_Request_: Return each line containing the string "title".

_Record list_:
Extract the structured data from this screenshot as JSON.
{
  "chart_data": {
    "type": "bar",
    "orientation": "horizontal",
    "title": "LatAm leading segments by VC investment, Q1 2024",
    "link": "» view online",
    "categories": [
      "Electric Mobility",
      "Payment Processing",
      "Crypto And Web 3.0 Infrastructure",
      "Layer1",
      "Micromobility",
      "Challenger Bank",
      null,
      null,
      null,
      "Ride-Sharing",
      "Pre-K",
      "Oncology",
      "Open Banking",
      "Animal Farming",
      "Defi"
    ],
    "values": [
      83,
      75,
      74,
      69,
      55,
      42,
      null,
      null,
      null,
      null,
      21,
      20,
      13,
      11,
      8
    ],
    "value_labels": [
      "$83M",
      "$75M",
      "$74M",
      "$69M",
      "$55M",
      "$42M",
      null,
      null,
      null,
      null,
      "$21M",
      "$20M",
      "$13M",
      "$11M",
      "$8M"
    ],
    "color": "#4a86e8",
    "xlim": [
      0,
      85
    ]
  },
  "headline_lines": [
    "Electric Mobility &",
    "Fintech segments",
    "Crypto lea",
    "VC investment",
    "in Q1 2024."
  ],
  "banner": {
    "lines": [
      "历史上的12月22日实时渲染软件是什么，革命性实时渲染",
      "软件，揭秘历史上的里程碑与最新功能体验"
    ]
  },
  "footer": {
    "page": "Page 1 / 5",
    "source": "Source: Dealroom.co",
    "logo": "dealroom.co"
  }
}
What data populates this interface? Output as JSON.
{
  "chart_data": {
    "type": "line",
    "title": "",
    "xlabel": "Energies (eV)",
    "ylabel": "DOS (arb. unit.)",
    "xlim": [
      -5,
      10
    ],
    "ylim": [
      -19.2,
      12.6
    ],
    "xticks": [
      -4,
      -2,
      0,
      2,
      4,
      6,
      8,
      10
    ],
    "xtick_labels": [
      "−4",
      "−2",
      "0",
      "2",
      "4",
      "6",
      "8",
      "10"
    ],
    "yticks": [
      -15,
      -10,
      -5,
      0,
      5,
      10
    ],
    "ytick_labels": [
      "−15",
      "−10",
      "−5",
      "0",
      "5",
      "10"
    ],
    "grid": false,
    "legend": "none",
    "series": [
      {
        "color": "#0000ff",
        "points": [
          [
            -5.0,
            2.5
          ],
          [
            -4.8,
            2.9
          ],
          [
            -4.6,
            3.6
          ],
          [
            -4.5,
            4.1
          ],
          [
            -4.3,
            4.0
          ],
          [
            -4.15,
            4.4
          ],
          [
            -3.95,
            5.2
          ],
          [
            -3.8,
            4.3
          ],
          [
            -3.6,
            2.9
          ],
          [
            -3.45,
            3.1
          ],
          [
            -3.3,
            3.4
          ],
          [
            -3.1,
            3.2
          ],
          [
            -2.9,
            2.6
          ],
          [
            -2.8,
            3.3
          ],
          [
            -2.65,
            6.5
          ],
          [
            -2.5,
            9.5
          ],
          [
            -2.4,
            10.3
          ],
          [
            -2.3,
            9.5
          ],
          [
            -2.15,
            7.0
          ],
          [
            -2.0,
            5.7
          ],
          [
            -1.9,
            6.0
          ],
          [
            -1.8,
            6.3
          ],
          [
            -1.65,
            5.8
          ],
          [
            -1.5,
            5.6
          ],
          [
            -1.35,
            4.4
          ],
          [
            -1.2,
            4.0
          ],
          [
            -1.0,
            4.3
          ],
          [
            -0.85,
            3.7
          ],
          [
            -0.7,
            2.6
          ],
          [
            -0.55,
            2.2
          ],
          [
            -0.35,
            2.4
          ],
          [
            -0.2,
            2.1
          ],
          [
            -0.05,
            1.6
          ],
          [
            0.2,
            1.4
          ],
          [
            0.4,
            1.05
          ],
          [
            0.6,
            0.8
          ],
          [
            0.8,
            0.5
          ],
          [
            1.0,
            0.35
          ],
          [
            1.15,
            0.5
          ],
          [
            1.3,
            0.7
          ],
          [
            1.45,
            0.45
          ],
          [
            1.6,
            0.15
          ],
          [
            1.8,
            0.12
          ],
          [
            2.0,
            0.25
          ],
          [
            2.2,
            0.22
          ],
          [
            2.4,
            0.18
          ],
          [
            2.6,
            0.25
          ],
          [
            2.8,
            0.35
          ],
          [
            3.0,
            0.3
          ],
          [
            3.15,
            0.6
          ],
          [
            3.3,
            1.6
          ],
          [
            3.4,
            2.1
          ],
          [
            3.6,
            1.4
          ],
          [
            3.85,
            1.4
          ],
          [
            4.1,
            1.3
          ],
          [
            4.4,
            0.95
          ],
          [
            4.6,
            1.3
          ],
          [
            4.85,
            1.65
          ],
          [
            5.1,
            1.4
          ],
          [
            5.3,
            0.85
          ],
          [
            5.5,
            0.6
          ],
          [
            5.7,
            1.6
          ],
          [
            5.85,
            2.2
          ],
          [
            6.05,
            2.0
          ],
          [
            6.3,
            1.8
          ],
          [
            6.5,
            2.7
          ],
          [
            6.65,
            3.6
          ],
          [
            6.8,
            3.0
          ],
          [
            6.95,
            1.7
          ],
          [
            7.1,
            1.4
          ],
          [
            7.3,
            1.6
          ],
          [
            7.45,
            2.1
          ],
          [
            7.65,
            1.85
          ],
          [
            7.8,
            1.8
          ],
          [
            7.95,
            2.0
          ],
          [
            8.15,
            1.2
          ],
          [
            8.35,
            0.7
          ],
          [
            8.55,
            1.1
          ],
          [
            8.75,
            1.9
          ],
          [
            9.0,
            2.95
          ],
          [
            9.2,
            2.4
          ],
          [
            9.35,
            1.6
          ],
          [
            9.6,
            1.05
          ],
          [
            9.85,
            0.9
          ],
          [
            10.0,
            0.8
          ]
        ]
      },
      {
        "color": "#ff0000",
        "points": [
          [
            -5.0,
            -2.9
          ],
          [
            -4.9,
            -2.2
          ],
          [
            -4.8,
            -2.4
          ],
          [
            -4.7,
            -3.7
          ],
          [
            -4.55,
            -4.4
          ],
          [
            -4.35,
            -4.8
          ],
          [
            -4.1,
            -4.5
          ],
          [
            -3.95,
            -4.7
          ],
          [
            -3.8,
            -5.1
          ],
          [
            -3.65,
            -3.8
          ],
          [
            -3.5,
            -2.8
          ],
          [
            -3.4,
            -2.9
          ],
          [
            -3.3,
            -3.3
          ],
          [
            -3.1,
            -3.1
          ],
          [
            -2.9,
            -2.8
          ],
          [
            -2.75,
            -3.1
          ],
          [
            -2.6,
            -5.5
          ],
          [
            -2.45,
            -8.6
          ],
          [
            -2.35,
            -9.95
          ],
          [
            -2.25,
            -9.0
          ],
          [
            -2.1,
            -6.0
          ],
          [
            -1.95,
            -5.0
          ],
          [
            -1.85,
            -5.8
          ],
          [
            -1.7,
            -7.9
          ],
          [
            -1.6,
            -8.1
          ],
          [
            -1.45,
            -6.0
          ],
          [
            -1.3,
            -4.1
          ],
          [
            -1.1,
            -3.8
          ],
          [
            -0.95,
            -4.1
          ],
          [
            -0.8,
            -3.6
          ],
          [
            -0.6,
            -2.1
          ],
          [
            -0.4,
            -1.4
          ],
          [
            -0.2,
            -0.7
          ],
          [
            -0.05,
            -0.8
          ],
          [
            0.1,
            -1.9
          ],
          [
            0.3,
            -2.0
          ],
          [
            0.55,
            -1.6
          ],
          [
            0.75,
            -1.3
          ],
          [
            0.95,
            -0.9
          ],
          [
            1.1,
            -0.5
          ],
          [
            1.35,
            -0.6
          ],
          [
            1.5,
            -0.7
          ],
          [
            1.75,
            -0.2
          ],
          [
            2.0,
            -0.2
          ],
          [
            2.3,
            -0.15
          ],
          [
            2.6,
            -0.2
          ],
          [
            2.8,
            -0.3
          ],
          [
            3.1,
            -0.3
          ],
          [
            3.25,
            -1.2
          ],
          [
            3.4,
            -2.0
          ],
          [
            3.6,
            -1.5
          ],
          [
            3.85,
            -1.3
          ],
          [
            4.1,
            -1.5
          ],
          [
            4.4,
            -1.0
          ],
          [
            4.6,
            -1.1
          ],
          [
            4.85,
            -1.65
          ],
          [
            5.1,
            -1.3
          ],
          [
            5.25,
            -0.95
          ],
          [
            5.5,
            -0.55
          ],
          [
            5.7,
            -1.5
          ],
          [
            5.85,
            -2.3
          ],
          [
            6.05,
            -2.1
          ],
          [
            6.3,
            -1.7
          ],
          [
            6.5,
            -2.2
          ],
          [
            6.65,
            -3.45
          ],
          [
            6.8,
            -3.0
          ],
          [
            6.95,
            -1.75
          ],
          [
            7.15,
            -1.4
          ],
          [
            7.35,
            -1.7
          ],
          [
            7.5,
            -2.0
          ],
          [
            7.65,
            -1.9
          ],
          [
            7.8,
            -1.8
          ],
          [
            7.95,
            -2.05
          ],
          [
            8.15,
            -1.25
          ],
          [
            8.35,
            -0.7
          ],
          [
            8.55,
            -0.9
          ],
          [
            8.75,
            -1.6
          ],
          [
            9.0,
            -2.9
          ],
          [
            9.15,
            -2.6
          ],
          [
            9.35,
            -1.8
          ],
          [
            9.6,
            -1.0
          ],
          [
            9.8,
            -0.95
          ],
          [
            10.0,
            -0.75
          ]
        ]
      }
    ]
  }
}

_Solution below_:
    "title": "LatAm leading segments by VC investment, Q1 2024",
    "title": "",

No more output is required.